Exercise brief: Output each line of the material exactly as it stands.

Data records:
┌──

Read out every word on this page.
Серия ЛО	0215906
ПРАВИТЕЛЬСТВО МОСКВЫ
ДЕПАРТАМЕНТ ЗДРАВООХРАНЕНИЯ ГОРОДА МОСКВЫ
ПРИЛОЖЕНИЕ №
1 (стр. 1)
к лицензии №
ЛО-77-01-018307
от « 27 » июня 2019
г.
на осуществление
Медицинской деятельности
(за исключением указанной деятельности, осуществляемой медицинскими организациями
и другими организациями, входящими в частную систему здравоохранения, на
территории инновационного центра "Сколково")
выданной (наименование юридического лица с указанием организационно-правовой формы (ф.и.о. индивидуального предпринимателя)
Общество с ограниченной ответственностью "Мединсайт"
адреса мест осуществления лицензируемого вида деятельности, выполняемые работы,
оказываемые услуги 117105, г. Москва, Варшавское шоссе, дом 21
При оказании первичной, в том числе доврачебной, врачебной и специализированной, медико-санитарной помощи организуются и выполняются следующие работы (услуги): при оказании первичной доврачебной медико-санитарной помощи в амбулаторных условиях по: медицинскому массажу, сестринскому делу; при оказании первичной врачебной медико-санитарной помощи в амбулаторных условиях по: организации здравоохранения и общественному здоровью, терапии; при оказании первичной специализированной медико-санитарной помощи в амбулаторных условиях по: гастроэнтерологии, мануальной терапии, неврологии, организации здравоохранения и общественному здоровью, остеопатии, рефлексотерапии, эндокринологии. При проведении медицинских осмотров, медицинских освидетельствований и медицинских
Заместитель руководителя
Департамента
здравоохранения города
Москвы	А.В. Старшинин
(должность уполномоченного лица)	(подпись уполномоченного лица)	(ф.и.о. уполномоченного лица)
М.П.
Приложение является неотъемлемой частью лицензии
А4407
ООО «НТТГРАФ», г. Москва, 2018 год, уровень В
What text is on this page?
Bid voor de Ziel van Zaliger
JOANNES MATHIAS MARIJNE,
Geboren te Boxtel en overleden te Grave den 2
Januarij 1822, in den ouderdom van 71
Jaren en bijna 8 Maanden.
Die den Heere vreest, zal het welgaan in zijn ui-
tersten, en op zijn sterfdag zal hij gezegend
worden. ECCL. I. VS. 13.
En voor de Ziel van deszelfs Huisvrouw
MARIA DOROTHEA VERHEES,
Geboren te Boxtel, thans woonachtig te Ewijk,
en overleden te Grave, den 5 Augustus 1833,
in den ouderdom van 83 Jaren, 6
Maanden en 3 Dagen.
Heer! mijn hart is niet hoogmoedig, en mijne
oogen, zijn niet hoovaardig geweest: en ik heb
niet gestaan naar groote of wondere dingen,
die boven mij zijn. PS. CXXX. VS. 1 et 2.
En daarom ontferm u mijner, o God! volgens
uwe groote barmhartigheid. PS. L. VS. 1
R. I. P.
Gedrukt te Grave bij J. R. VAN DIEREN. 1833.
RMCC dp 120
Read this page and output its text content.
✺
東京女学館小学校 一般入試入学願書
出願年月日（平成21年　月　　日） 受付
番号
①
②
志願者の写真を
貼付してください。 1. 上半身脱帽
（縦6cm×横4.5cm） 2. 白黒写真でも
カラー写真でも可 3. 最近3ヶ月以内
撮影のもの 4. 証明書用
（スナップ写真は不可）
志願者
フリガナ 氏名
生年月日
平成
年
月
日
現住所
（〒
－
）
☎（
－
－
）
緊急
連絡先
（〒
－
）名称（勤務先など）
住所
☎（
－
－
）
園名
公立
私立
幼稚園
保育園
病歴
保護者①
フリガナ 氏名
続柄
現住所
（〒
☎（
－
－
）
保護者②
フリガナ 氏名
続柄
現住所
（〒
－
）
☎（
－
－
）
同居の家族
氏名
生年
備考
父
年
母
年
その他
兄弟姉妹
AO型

└──

The response:
Read out every word on this page.
Серия ЛО	0215906
ПРАВИТЕЛЬСТВО МОСКВЫ
ДЕПАРТАМЕНТ ЗДРАВООХРАНЕНИЯ ГОРОДА МОСКВЫ
ПРИЛОЖЕНИЕ №
1 (стр. 1)
к лицензии №
ЛО-77-01-018307
от « 27 » июня 2019
г.
на осуществление
Медицинской деятельности
(за исключением указанной деятельности, осуществляемой медицинскими организациями
и другими организациями, входящими в частную систему здравоохранения, на
территории инновационного центра "Сколково")
выданной (наименование юридического лица с указанием организационно-правовой формы (ф.и.о. индивидуального предпринимателя)
Общество с ограниченной ответственностью "Мединсайт"
адреса мест осуществления лицензируемого вида деятельности, выполняемые работы,
оказываемые услуги 117105, г. Москва, Варшавское шоссе, дом 21
При оказании первичной, в том числе доврачебной, врачебной и специализированной, медико-санитарной помощи организуются и выполняются следующие работы (услуги): при оказании первичной доврачебной медико-санитарной помощи в амбулаторных условиях по: медицинскому массажу, сестринскому делу; при оказании первичной врачебной медико-санитарной помощи в амбулаторных условиях по: организации здравоохранения и общественному здоровью, терапии; при оказании первичной специализированной медико-санитарной помощи в амбулаторных условиях по: гастроэнтерологии, мануальной терапии, неврологии, организации здравоохранения и общественному здоровью, остеопатии, рефлексотерапии, эндокринологии. При проведении медицинских осмотров, медицинских освидетельствований и медицинских
Заместитель руководителя
Департамента
здравоохранения города
Москвы	А.В. Старшинин
(должность уполномоченного лица)	(подпись уполномоченного лица)	(ф.и.о. уполномоченного лица)
М.П.
Приложение является неотъемлемой частью лицензии
А4407
ООО «НТТГРАФ», г. Москва, 2018 год, уровень В
What text is on this page?
Bid voor de Ziel van Zaliger
JOANNES MATHIAS MARIJNE,
Geboren te Boxtel en overleden te Grave den 2
Januarij 1822, in den ouderdom van 71
Jaren en bijna 8 Maanden.
Die den Heere vreest, zal het welgaan in zijn ui-
tersten, en op zijn sterfdag zal hij gezegend
worden. ECCL. I. VS. 13.
En voor de Ziel van deszelfs Huisvrouw
MARIA DOROTHEA VERHEES,
Geboren te Boxtel, thans woonachtig te Ewijk,
en overleden te Grave, den 5 Augustus 1833,
in den ouderdom van 83 Jaren, 6
Maanden en 3 Dagen.
Heer! mijn hart is niet hoogmoedig, en mijne
oogen, zijn niet hoovaardig geweest: en ik heb
niet gestaan naar groote of wondere dingen,
die boven mij zijn. PS. CXXX. VS. 1 et 2.
En daarom ontferm u mijner, o God! volgens
uwe groote barmhartigheid. PS. L. VS. 1
R. I. P.
Gedrukt te Grave bij J. R. VAN DIEREN. 1833.
RMCC dp 120
Read this page and output its text content.
✺
東京女学館小学校 一般入試入学願書
出願年月日（平成21年　月　　日） 受付
番号
①
②
志願者の写真を
貼付してください。 1. 上半身脱帽
（縦6cm×横4.5cm） 2. 白黒写真でも
カラー写真でも可 3. 最近3ヶ月以内
撮影のもの 4. 証明書用
（スナップ写真は不可）
志願者
フリガナ 氏名
生年月日
平成
年
月
日
現住所
（〒
－
）
☎（
－
－
）
緊急
連絡先
（〒
－
）名称（勤務先など）
住所
☎（
－
－
）
園名
公立
私立
幼稚園
保育園
病歴
保護者①
フリガナ 氏名
続柄
現住所
（〒
☎（
－
－
）
保護者②
フリガナ 氏名
続柄
現住所
（〒
－
）
☎（
－
－
）
同居の家族
氏名
生年
備考
父
年
母
年
その他
兄弟姉妹
AO型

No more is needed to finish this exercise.